┌─ Input records
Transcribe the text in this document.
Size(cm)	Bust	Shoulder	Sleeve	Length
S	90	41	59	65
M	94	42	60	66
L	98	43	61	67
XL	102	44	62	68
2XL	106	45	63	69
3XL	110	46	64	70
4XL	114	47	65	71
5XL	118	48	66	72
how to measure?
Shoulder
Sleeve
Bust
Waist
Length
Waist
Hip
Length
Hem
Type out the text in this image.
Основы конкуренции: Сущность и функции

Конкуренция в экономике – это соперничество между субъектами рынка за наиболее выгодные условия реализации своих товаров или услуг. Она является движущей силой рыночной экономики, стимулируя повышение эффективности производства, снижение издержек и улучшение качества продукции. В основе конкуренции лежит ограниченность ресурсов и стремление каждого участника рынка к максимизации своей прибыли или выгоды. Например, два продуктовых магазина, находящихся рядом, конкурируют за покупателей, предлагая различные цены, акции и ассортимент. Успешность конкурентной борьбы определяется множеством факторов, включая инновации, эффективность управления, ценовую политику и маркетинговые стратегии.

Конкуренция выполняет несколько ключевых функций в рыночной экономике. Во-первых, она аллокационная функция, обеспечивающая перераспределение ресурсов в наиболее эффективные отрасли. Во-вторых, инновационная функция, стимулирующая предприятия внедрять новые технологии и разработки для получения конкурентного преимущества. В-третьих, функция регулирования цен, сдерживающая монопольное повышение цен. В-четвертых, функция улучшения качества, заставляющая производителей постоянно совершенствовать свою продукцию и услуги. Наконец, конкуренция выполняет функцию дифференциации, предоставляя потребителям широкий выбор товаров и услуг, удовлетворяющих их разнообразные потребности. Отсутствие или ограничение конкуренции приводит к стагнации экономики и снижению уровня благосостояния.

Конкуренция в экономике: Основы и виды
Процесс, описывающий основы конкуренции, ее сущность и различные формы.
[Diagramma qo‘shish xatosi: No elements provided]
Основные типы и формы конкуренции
└─
Task to complete: Locate the lines above that contain "экономики" and copy them.

Result:
Конкуренция в экономике – это соперничество между субъектами рынка за наиболее выгодные условия реализации своих товаров или услуг. Она является движущей силой рыночной экономики, стимулируя повышение эффективности производства, снижение издержек и улучшение качества продукции. В основе конкуренции лежит ограниченность ресурсов и стремление каждого участника рынка к максимизации своей прибыли или выгоды. Например, два продуктовых магазина, находящихся рядом, конкурируют за покупателей, предлагая различные цены, акции и ассортимент. Успешность конкурентной борьбы определяется множеством факторов, включая инновации, эффективность управления, ценовую политику и маркетинговые стратегии.
Конкуренция выполняет несколько ключевых функций в рыночной экономике. Во-первых, она аллокационная функция, обеспечивающая перераспределение ресурсов в наиболее эффективные отрасли. Во-вторых, инновационная функция, стимулирующая предприятия внедрять новые технологии и разработки для получения конкурентного преимущества. В-третьих, функция регулирования цен, сдерживающая монопольное повышение цен. В-четвертых, функция улучшения качества, заставляющая производителей постоянно совершенствовать свою продукцию и услуги. Наконец, конкуренция выполняет функцию дифференциации, предоставляя потребителям широкий выбор товаров и услуг, удовлетворяющих их разнообразные потребности. Отсутствие или ограничение конкуренции приводит к стагнации экономики и снижению уровня благосостояния.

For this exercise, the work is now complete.